### WHAT THE EXERCISE ASKS
Locate the lines that hold the string "None". Copy every such line.
-- START EXERCISE INPUTS --
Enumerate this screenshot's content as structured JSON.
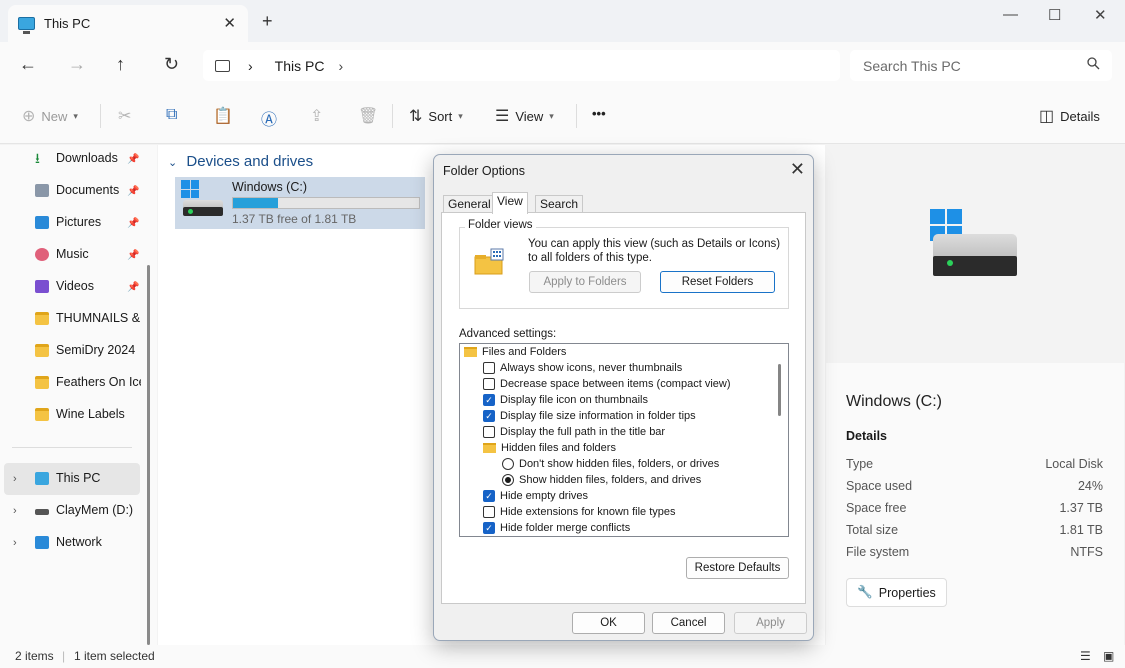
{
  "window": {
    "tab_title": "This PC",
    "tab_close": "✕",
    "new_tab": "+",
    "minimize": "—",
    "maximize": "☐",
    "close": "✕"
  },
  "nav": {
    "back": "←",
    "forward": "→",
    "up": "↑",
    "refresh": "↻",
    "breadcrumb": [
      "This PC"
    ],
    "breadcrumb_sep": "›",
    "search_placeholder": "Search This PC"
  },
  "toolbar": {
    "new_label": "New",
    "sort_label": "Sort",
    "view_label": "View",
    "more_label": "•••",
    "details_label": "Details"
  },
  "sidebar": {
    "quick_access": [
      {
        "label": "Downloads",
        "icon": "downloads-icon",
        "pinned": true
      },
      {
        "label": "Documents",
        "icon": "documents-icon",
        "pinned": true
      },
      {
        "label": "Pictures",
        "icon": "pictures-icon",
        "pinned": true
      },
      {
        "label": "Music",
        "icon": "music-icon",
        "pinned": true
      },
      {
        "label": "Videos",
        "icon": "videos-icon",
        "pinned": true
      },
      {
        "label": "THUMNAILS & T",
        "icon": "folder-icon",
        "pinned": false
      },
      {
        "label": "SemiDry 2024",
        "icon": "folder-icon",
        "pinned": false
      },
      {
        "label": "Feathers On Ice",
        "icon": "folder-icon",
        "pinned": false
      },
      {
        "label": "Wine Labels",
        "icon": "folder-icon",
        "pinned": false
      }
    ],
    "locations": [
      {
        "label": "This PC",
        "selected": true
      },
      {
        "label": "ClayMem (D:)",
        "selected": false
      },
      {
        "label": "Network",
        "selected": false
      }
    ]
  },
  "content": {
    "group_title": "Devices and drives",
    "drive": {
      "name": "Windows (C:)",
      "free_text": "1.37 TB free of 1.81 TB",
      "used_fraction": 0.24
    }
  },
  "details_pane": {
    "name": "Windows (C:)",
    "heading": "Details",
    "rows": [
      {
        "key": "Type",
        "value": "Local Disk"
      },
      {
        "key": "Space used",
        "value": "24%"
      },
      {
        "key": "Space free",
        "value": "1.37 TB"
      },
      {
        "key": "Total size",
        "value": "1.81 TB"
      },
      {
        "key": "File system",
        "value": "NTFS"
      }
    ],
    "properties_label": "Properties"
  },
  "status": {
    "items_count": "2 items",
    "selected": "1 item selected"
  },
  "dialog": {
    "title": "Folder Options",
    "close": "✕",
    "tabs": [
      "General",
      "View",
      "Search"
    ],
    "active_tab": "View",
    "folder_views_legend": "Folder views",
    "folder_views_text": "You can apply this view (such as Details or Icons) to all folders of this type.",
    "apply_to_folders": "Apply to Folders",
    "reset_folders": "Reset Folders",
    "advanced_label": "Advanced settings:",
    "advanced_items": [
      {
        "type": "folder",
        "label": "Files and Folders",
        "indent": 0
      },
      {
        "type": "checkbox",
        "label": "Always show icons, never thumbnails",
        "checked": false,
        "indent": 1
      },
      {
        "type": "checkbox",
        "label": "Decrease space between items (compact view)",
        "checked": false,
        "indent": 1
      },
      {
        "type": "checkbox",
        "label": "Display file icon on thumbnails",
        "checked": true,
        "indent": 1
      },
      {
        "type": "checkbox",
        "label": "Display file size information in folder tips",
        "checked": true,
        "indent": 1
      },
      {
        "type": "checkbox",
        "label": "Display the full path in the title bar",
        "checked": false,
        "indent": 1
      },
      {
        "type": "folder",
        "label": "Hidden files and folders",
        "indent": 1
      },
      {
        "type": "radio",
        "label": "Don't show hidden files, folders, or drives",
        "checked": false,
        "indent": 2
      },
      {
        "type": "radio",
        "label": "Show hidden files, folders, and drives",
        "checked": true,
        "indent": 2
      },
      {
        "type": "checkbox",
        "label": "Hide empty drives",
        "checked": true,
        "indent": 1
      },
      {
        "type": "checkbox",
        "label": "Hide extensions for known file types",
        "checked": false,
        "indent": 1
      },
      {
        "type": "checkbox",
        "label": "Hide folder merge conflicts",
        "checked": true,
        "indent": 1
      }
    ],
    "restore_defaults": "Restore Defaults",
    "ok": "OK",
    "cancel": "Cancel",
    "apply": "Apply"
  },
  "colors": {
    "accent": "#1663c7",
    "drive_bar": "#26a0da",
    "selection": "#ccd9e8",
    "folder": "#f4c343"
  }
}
-- END EXERCISE INPUTS --
-- START EXERCISE INPUTS --
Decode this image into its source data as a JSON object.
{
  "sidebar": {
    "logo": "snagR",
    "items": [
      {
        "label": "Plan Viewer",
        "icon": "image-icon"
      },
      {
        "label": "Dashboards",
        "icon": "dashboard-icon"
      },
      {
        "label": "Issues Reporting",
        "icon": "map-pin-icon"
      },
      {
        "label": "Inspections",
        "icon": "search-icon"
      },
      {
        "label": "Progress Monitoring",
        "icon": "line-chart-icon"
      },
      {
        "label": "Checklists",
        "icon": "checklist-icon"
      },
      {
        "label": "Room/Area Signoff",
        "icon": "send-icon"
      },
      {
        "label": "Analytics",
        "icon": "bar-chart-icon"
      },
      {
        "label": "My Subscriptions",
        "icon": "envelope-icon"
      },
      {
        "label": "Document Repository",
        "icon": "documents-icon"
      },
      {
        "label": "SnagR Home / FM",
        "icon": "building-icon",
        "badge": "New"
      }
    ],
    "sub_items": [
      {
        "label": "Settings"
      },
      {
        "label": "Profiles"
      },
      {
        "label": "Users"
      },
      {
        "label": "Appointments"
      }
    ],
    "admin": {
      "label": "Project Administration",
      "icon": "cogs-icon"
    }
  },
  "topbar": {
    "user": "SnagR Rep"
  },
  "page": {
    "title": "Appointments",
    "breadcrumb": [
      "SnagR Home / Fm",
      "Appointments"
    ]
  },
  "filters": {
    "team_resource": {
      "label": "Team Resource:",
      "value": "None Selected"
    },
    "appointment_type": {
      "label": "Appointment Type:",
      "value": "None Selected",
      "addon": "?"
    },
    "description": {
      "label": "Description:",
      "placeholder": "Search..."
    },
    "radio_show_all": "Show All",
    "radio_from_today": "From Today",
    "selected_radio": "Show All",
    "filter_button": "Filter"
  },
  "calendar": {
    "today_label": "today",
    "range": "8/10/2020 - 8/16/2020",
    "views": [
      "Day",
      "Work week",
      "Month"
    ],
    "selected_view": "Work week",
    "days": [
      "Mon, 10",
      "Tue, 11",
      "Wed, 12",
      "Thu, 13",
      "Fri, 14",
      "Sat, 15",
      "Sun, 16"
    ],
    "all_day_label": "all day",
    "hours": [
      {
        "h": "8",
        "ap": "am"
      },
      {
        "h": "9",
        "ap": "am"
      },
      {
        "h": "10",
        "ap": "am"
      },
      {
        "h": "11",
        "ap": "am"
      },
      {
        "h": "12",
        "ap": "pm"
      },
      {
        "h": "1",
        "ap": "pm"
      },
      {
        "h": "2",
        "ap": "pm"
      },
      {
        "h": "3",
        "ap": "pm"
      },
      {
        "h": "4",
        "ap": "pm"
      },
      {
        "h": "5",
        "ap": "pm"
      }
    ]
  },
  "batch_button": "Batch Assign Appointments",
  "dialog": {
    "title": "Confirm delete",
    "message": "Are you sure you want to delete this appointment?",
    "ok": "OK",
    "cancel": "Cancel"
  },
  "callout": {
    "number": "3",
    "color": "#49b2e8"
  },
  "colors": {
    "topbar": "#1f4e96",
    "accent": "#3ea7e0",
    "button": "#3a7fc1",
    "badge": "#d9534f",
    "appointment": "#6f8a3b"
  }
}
-- END EXERCISE INPUTS --
### EXERCISE RESULT
      "value": "None Selected"
      "value": "None Selected",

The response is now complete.